* _Task goal_
Everything in the data that follows should be given again verbatim, except the images.

* _Input for this task_
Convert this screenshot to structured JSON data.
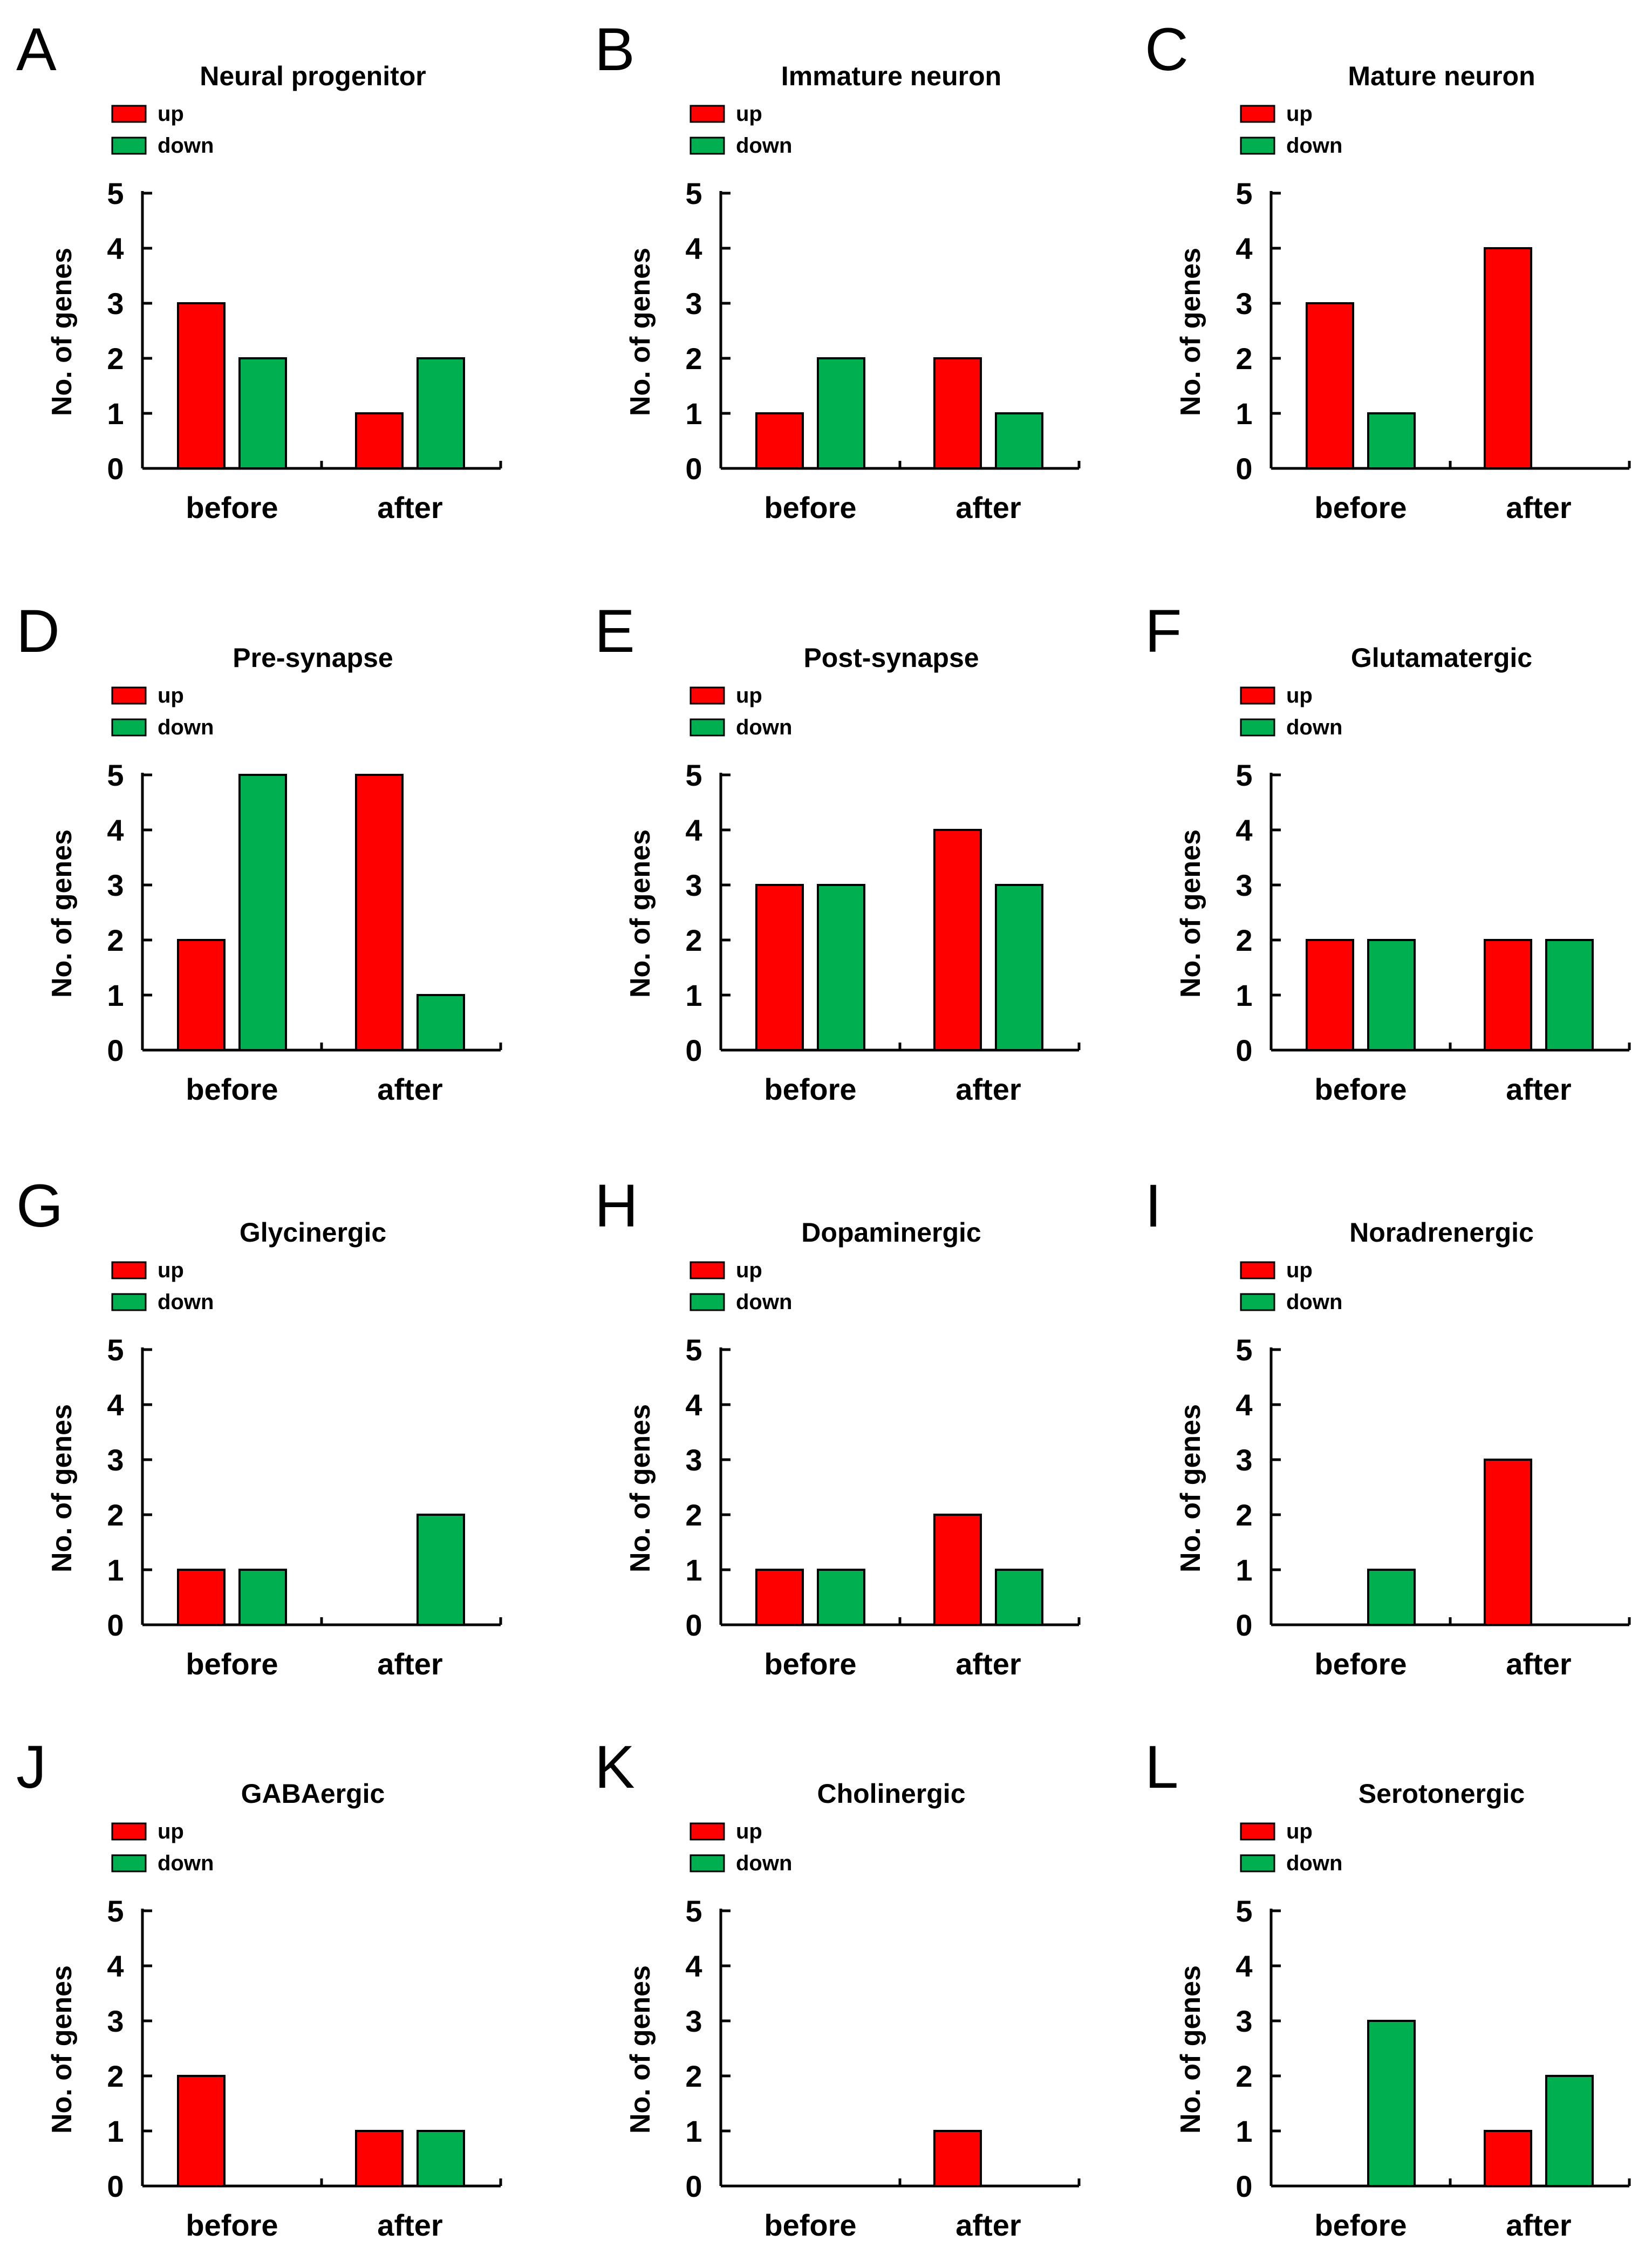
{
  "colors": {
    "up": "#ff0000",
    "down": "#00b050",
    "axis": "#000000"
  },
  "chart_data": [
    {
      "letter": "A",
      "type": "bar",
      "title": "Neural progenitor",
      "categories": [
        "before",
        "after"
      ],
      "ylabel": "No. of genes",
      "ylim": [
        0,
        5
      ],
      "yticks": [
        "0",
        "1",
        "2",
        "3",
        "4",
        "5"
      ],
      "legend": "top-left",
      "series": [
        {
          "name": "up",
          "values": [
            3,
            1
          ]
        },
        {
          "name": "down",
          "values": [
            2,
            2
          ]
        }
      ]
    },
    {
      "letter": "B",
      "type": "bar",
      "title": "Immature neuron",
      "categories": [
        "before",
        "after"
      ],
      "ylabel": "No. of genes",
      "ylim": [
        0,
        5
      ],
      "yticks": [
        "0",
        "1",
        "2",
        "3",
        "4",
        "5"
      ],
      "legend": "top-left",
      "series": [
        {
          "name": "up",
          "values": [
            1,
            2
          ]
        },
        {
          "name": "down",
          "values": [
            2,
            1
          ]
        }
      ]
    },
    {
      "letter": "C",
      "type": "bar",
      "title": "Mature neuron",
      "categories": [
        "before",
        "after"
      ],
      "ylabel": "No. of genes",
      "ylim": [
        0,
        5
      ],
      "yticks": [
        "0",
        "1",
        "2",
        "3",
        "4",
        "5"
      ],
      "legend": "top-left",
      "series": [
        {
          "name": "up",
          "values": [
            3,
            4
          ]
        },
        {
          "name": "down",
          "values": [
            1,
            0
          ]
        }
      ]
    },
    {
      "letter": "D",
      "type": "bar",
      "title": "Pre-synapse",
      "categories": [
        "before",
        "after"
      ],
      "ylabel": "No. of genes",
      "ylim": [
        0,
        5
      ],
      "yticks": [
        "0",
        "1",
        "2",
        "3",
        "4",
        "5"
      ],
      "legend": "top-left",
      "series": [
        {
          "name": "up",
          "values": [
            2,
            5
          ]
        },
        {
          "name": "down",
          "values": [
            5,
            1
          ]
        }
      ]
    },
    {
      "letter": "E",
      "type": "bar",
      "title": "Post-synapse",
      "categories": [
        "before",
        "after"
      ],
      "ylabel": "No. of genes",
      "ylim": [
        0,
        5
      ],
      "yticks": [
        "0",
        "1",
        "2",
        "3",
        "4",
        "5"
      ],
      "legend": "top-left",
      "series": [
        {
          "name": "up",
          "values": [
            3,
            4
          ]
        },
        {
          "name": "down",
          "values": [
            3,
            3
          ]
        }
      ]
    },
    {
      "letter": "F",
      "type": "bar",
      "title": "Glutamatergic",
      "categories": [
        "before",
        "after"
      ],
      "ylabel": "No. of genes",
      "ylim": [
        0,
        5
      ],
      "yticks": [
        "0",
        "1",
        "2",
        "3",
        "4",
        "5"
      ],
      "legend": "top-left",
      "series": [
        {
          "name": "up",
          "values": [
            2,
            2
          ]
        },
        {
          "name": "down",
          "values": [
            2,
            2
          ]
        }
      ]
    },
    {
      "letter": "G",
      "type": "bar",
      "title": "Glycinergic",
      "categories": [
        "before",
        "after"
      ],
      "ylabel": "No. of genes",
      "ylim": [
        0,
        5
      ],
      "yticks": [
        "0",
        "1",
        "2",
        "3",
        "4",
        "5"
      ],
      "legend": "top-left",
      "series": [
        {
          "name": "up",
          "values": [
            1,
            0
          ]
        },
        {
          "name": "down",
          "values": [
            1,
            2
          ]
        }
      ]
    },
    {
      "letter": "H",
      "type": "bar",
      "title": "Dopaminergic",
      "categories": [
        "before",
        "after"
      ],
      "ylabel": "No. of genes",
      "ylim": [
        0,
        5
      ],
      "yticks": [
        "0",
        "1",
        "2",
        "3",
        "4",
        "5"
      ],
      "legend": "top-left",
      "series": [
        {
          "name": "up",
          "values": [
            1,
            2
          ]
        },
        {
          "name": "down",
          "values": [
            1,
            1
          ]
        }
      ]
    },
    {
      "letter": "I",
      "type": "bar",
      "title": "Noradrenergic",
      "categories": [
        "before",
        "after"
      ],
      "ylabel": "No. of genes",
      "ylim": [
        0,
        5
      ],
      "yticks": [
        "0",
        "1",
        "2",
        "3",
        "4",
        "5"
      ],
      "legend": "top-left",
      "series": [
        {
          "name": "up",
          "values": [
            0,
            3
          ]
        },
        {
          "name": "down",
          "values": [
            1,
            0
          ]
        }
      ]
    },
    {
      "letter": "J",
      "type": "bar",
      "title": "GABAergic",
      "categories": [
        "before",
        "after"
      ],
      "ylabel": "No. of genes",
      "ylim": [
        0,
        5
      ],
      "yticks": [
        "0",
        "1",
        "2",
        "3",
        "4",
        "5"
      ],
      "legend": "top-left",
      "series": [
        {
          "name": "up",
          "values": [
            2,
            1
          ]
        },
        {
          "name": "down",
          "values": [
            0,
            1
          ]
        }
      ]
    },
    {
      "letter": "K",
      "type": "bar",
      "title": "Cholinergic",
      "categories": [
        "before",
        "after"
      ],
      "ylabel": "No. of genes",
      "ylim": [
        0,
        5
      ],
      "yticks": [
        "0",
        "1",
        "2",
        "3",
        "4",
        "5"
      ],
      "legend": "top-left",
      "series": [
        {
          "name": "up",
          "values": [
            0,
            1
          ]
        },
        {
          "name": "down",
          "values": [
            0,
            0
          ]
        }
      ]
    },
    {
      "letter": "L",
      "type": "bar",
      "title": "Serotonergic",
      "categories": [
        "before",
        "after"
      ],
      "ylabel": "No. of genes",
      "ylim": [
        0,
        5
      ],
      "yticks": [
        "0",
        "1",
        "2",
        "3",
        "4",
        "5"
      ],
      "legend": "top-left",
      "series": [
        {
          "name": "up",
          "values": [
            0,
            1
          ]
        },
        {
          "name": "down",
          "values": [
            3,
            2
          ]
        }
      ]
    }
  ]
}
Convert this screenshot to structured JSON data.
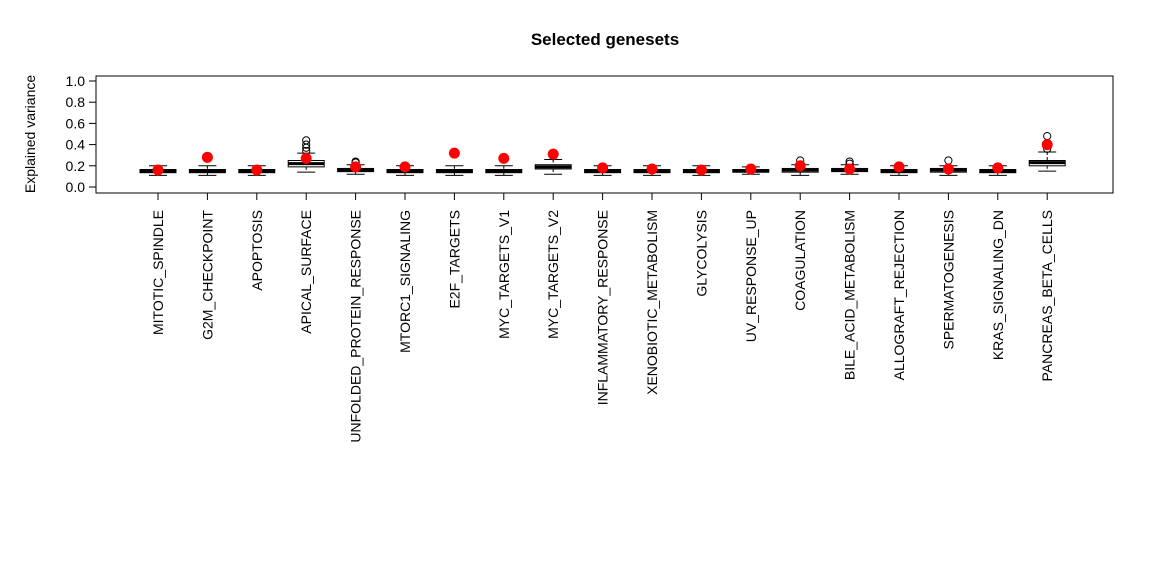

* _Your solution_
Convert this screenshot to structured JSON data.
{
  "colors": {
    "up": "#ff0000",
    "down": "#00b050",
    "axis": "#000000"
  },
  "chart_data": [
    {
      "letter": "A",
      "type": "bar",
      "title": "Neural progenitor",
      "categories": [
        "before",
        "after"
      ],
      "ylabel": "No. of genes",
      "ylim": [
        0,
        5
      ],
      "yticks": [
        "0",
        "1",
        "2",
        "3",
        "4",
        "5"
      ],
      "legend": "top-left",
      "series": [
        {
          "name": "up",
          "values": [
            3,
            1
          ]
        },
        {
          "name": "down",
          "values": [
            2,
            2
          ]
        }
      ]
    },
    {
      "letter": "B",
      "type": "bar",
      "title": "Immature neuron",
      "categories": [
        "before",
        "after"
      ],
      "ylabel": "No. of genes",
      "ylim": [
        0,
        5
      ],
      "yticks": [
        "0",
        "1",
        "2",
        "3",
        "4",
        "5"
      ],
      "legend": "top-left",
      "series": [
        {
          "name": "up",
          "values": [
            1,
            2
          ]
        },
        {
          "name": "down",
          "values": [
            2,
            1
          ]
        }
      ]
    },
    {
      "letter": "C",
      "type": "bar",
      "title": "Mature neuron",
      "categories": [
        "before",
        "after"
      ],
      "ylabel": "No. of genes",
      "ylim": [
        0,
        5
      ],
      "yticks": [
        "0",
        "1",
        "2",
        "3",
        "4",
        "5"
      ],
      "legend": "top-left",
      "series": [
        {
          "name": "up",
          "values": [
            3,
            4
          ]
        },
        {
          "name": "down",
          "values": [
            1,
            0
          ]
        }
      ]
    },
    {
      "letter": "D",
      "type": "bar",
      "title": "Pre-synapse",
      "categories": [
        "before",
        "after"
      ],
      "ylabel": "No. of genes",
      "ylim": [
        0,
        5
      ],
      "yticks": [
        "0",
        "1",
        "2",
        "3",
        "4",
        "5"
      ],
      "legend": "top-left",
      "series": [
        {
          "name": "up",
          "values": [
            2,
            5
          ]
        },
        {
          "name": "down",
          "values": [
            5,
            1
          ]
        }
      ]
    },
    {
      "letter": "E",
      "type": "bar",
      "title": "Post-synapse",
      "categories": [
        "before",
        "after"
      ],
      "ylabel": "No. of genes",
      "ylim": [
        0,
        5
      ],
      "yticks": [
        "0",
        "1",
        "2",
        "3",
        "4",
        "5"
      ],
      "legend": "top-left",
      "series": [
        {
          "name": "up",
          "values": [
            3,
            4
          ]
        },
        {
          "name": "down",
          "values": [
            3,
            3
          ]
        }
      ]
    },
    {
      "letter": "F",
      "type": "bar",
      "title": "Glutamatergic",
      "categories": [
        "before",
        "after"
      ],
      "ylabel": "No. of genes",
      "ylim": [
        0,
        5
      ],
      "yticks": [
        "0",
        "1",
        "2",
        "3",
        "4",
        "5"
      ],
      "legend": "top-left",
      "series": [
        {
          "name": "up",
          "values": [
            2,
            2
          ]
        },
        {
          "name": "down",
          "values": [
            2,
            2
          ]
        }
      ]
    },
    {
      "letter": "G",
      "type": "bar",
      "title": "Glycinergic",
      "categories": [
        "before",
        "after"
      ],
      "ylabel": "No. of genes",
      "ylim": [
        0,
        5
      ],
      "yticks": [
        "0",
        "1",
        "2",
        "3",
        "4",
        "5"
      ],
      "legend": "top-left",
      "series": [
        {
          "name": "up",
          "values": [
            1,
            0
          ]
        },
        {
          "name": "down",
          "values": [
            1,
            2
          ]
        }
      ]
    },
    {
      "letter": "H",
      "type": "bar",
      "title": "Dopaminergic",
      "categories": [
        "before",
        "after"
      ],
      "ylabel": "No. of genes",
      "ylim": [
        0,
        5
      ],
      "yticks": [
        "0",
        "1",
        "2",
        "3",
        "4",
        "5"
      ],
      "legend": "top-left",
      "series": [
        {
          "name": "up",
          "values": [
            1,
            2
          ]
        },
        {
          "name": "down",
          "values": [
            1,
            1
          ]
        }
      ]
    },
    {
      "letter": "I",
      "type": "bar",
      "title": "Noradrenergic",
      "categories": [
        "before",
        "after"
      ],
      "ylabel": "No. of genes",
      "ylim": [
        0,
        5
      ],
      "yticks": [
        "0",
        "1",
        "2",
        "3",
        "4",
        "5"
      ],
      "legend": "top-left",
      "series": [
        {
          "name": "up",
          "values": [
            0,
            3
          ]
        },
        {
          "name": "down",
          "values": [
            1,
            0
          ]
        }
      ]
    },
    {
      "letter": "J",
      "type": "bar",
      "title": "GABAergic",
      "categories": [
        "before",
        "after"
      ],
      "ylabel": "No. of genes",
      "ylim": [
        0,
        5
      ],
      "yticks": [
        "0",
        "1",
        "2",
        "3",
        "4",
        "5"
      ],
      "legend": "top-left",
      "series": [
        {
          "name": "up",
          "values": [
            2,
            1
          ]
        },
        {
          "name": "down",
          "values": [
            0,
            1
          ]
        }
      ]
    },
    {
      "letter": "K",
      "type": "bar",
      "title": "Cholinergic",
      "categories": [
        "before",
        "after"
      ],
      "ylabel": "No. of genes",
      "ylim": [
        0,
        5
      ],
      "yticks": [
        "0",
        "1",
        "2",
        "3",
        "4",
        "5"
      ],
      "legend": "top-left",
      "series": [
        {
          "name": "up",
          "values": [
            0,
            1
          ]
        },
        {
          "name": "down",
          "values": [
            0,
            0
          ]
        }
      ]
    },
    {
      "letter": "L",
      "type": "bar",
      "title": "Serotonergic",
      "categories": [
        "before",
        "after"
      ],
      "ylabel": "No. of genes",
      "ylim": [
        0,
        5
      ],
      "yticks": [
        "0",
        "1",
        "2",
        "3",
        "4",
        "5"
      ],
      "legend": "top-left",
      "series": [
        {
          "name": "up",
          "values": [
            0,
            1
          ]
        },
        {
          "name": "down",
          "values": [
            3,
            2
          ]
        }
      ]
    }
  ]
}
Convert this screenshot to structured JSON data.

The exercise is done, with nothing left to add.